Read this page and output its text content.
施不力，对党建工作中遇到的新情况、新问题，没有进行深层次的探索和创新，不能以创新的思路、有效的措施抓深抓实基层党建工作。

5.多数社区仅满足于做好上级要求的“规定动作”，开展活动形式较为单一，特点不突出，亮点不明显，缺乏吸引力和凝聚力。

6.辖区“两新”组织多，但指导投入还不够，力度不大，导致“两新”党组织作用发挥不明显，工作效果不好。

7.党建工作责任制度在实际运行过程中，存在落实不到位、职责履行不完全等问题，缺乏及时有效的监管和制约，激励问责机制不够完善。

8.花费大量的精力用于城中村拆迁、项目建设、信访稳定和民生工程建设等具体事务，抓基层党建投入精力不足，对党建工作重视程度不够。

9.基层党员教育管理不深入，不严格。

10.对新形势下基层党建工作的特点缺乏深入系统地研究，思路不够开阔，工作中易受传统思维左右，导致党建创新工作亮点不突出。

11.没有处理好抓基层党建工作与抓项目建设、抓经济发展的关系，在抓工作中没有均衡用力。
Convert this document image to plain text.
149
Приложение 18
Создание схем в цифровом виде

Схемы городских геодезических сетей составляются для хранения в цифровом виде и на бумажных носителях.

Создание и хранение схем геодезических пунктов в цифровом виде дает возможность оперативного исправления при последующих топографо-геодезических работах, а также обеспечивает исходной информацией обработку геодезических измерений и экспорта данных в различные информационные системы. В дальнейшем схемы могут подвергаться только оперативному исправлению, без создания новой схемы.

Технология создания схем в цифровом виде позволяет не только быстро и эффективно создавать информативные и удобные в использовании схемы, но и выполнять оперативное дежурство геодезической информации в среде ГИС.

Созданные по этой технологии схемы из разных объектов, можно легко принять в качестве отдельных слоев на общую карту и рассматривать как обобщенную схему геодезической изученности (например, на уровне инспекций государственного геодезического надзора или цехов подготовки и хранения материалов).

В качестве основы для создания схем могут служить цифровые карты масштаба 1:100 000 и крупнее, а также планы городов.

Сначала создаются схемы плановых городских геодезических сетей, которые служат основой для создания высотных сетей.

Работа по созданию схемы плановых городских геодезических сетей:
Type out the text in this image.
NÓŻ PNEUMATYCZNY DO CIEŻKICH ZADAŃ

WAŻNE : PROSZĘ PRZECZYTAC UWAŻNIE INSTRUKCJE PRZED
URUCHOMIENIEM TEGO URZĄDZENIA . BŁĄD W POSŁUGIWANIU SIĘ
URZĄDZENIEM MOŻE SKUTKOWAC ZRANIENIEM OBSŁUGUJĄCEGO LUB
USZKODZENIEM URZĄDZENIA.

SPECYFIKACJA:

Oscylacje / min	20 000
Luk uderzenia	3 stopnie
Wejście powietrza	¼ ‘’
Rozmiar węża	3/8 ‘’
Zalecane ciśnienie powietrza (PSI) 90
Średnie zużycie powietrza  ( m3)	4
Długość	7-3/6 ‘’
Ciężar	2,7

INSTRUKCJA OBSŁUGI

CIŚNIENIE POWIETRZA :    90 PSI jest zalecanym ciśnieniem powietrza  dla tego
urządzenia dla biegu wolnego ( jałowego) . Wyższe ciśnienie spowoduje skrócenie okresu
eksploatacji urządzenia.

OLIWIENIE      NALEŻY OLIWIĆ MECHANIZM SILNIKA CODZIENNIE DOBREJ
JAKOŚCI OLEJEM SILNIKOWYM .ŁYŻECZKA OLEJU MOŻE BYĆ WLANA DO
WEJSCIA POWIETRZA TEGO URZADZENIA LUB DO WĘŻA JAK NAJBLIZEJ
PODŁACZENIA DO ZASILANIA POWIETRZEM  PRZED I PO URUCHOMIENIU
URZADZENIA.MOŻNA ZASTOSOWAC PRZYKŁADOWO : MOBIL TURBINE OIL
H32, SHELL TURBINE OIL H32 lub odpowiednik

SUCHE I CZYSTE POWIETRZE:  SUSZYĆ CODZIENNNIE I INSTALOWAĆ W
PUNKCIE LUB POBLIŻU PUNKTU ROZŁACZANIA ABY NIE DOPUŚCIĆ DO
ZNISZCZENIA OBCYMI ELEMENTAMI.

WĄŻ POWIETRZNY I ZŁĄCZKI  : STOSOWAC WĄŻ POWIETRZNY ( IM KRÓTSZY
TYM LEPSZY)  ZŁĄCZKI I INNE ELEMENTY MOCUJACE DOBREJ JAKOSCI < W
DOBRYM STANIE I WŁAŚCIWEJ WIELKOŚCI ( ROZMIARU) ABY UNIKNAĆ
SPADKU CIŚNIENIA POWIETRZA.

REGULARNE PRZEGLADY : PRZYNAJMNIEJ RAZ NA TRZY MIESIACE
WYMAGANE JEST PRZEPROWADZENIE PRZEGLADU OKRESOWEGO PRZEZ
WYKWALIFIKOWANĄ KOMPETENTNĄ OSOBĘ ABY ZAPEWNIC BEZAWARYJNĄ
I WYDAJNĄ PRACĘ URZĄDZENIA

*****

__What is being asked__. Every entry should be printed again exactly as written.

__Result__.
Read this page and output its text content.
施不力，对党建工作中遇到的新情况、新问题，没有进行深层次的探索和创新，不能以创新的思路、有效的措施抓深抓实基层党建工作。

5.多数社区仅满足于做好上级要求的“规定动作”，开展活动形式较为单一，特点不突出，亮点不明显，缺乏吸引力和凝聚力。

6.辖区“两新”组织多，但指导投入还不够，力度不大，导致“两新”党组织作用发挥不明显，工作效果不好。

7.党建工作责任制度在实际运行过程中，存在落实不到位、职责履行不完全等问题，缺乏及时有效的监管和制约，激励问责机制不够完善。

8.花费大量的精力用于城中村拆迁、项目建设、信访稳定和民生工程建设等具体事务，抓基层党建投入精力不足，对党建工作重视程度不够。

9.基层党员教育管理不深入，不严格。

10.对新形势下基层党建工作的特点缺乏深入系统地研究，思路不够开阔，工作中易受传统思维左右，导致党建创新工作亮点不突出。

11.没有处理好抓基层党建工作与抓项目建设、抓经济发展的关系，在抓工作中没有均衡用力。
Convert this document image to plain text.
149
Приложение 18
Создание схем в цифровом виде

Схемы городских геодезических сетей составляются для хранения в цифровом виде и на бумажных носителях.

Создание и хранение схем геодезических пунктов в цифровом виде дает возможность оперативного исправления при последующих топографо-геодезических работах, а также обеспечивает исходной информацией обработку геодезических измерений и экспорта данных в различные информационные системы. В дальнейшем схемы могут подвергаться только оперативному исправлению, без создания новой схемы.

Технология создания схем в цифровом виде позволяет не только быстро и эффективно создавать информативные и удобные в использовании схемы, но и выполнять оперативное дежурство геодезической информации в среде ГИС.

Созданные по этой технологии схемы из разных объектов, можно легко принять в качестве отдельных слоев на общую карту и рассматривать как обобщенную схему геодезической изученности (например, на уровне инспекций государственного геодезического надзора или цехов подготовки и хранения материалов).

В качестве основы для создания схем могут служить цифровые карты масштаба 1:100 000 и крупнее, а также планы городов.

Сначала создаются схемы плановых городских геодезических сетей, которые служат основой для создания высотных сетей.

Работа по созданию схемы плановых городских геодезических сетей:
Type out the text in this image.
NÓŻ PNEUMATYCZNY DO CIEŻKICH ZADAŃ

WAŻNE : PROSZĘ PRZECZYTAC UWAŻNIE INSTRUKCJE PRZED
URUCHOMIENIEM TEGO URZĄDZENIA . BŁĄD W POSŁUGIWANIU SIĘ
URZĄDZENIEM MOŻE SKUTKOWAC ZRANIENIEM OBSŁUGUJĄCEGO LUB
USZKODZENIEM URZĄDZENIA.

SPECYFIKACJA:

Oscylacje / min	20 000
Luk uderzenia	3 stopnie
Wejście powietrza	¼ ‘’
Rozmiar węża	3/8 ‘’
Zalecane ciśnienie powietrza (PSI) 90
Średnie zużycie powietrza  ( m3)	4
Długość	7-3/6 ‘’
Ciężar	2,7

INSTRUKCJA OBSŁUGI

CIŚNIENIE POWIETRZA :    90 PSI jest zalecanym ciśnieniem powietrza  dla tego
urządzenia dla biegu wolnego ( jałowego) . Wyższe ciśnienie spowoduje skrócenie okresu
eksploatacji urządzenia.

OLIWIENIE      NALEŻY OLIWIĆ MECHANIZM SILNIKA CODZIENNIE DOBREJ
JAKOŚCI OLEJEM SILNIKOWYM .ŁYŻECZKA OLEJU MOŻE BYĆ WLANA DO
WEJSCIA POWIETRZA TEGO URZADZENIA LUB DO WĘŻA JAK NAJBLIZEJ
PODŁACZENIA DO ZASILANIA POWIETRZEM  PRZED I PO URUCHOMIENIU
URZADZENIA.MOŻNA ZASTOSOWAC PRZYKŁADOWO : MOBIL TURBINE OIL
H32, SHELL TURBINE OIL H32 lub odpowiednik

SUCHE I CZYSTE POWIETRZE:  SUSZYĆ CODZIENNNIE I INSTALOWAĆ W
PUNKCIE LUB POBLIŻU PUNKTU ROZŁACZANIA ABY NIE DOPUŚCIĆ DO
ZNISZCZENIA OBCYMI ELEMENTAMI.

WĄŻ POWIETRZNY I ZŁĄCZKI  : STOSOWAC WĄŻ POWIETRZNY ( IM KRÓTSZY
TYM LEPSZY)  ZŁĄCZKI I INNE ELEMENTY MOCUJACE DOBREJ JAKOSCI < W
DOBRYM STANIE I WŁAŚCIWEJ WIELKOŚCI ( ROZMIARU) ABY UNIKNAĆ
SPADKU CIŚNIENIA POWIETRZA.

REGULARNE PRZEGLADY : PRZYNAJMNIEJ RAZ NA TRZY MIESIACE
WYMAGANE JEST PRZEPROWADZENIE PRZEGLADU OKRESOWEGO PRZEZ
WYKWALIFIKOWANĄ KOMPETENTNĄ OSOBĘ ABY ZAPEWNIC BEZAWARYJNĄ
I WYDAJNĄ PRACĘ URZĄDZENIA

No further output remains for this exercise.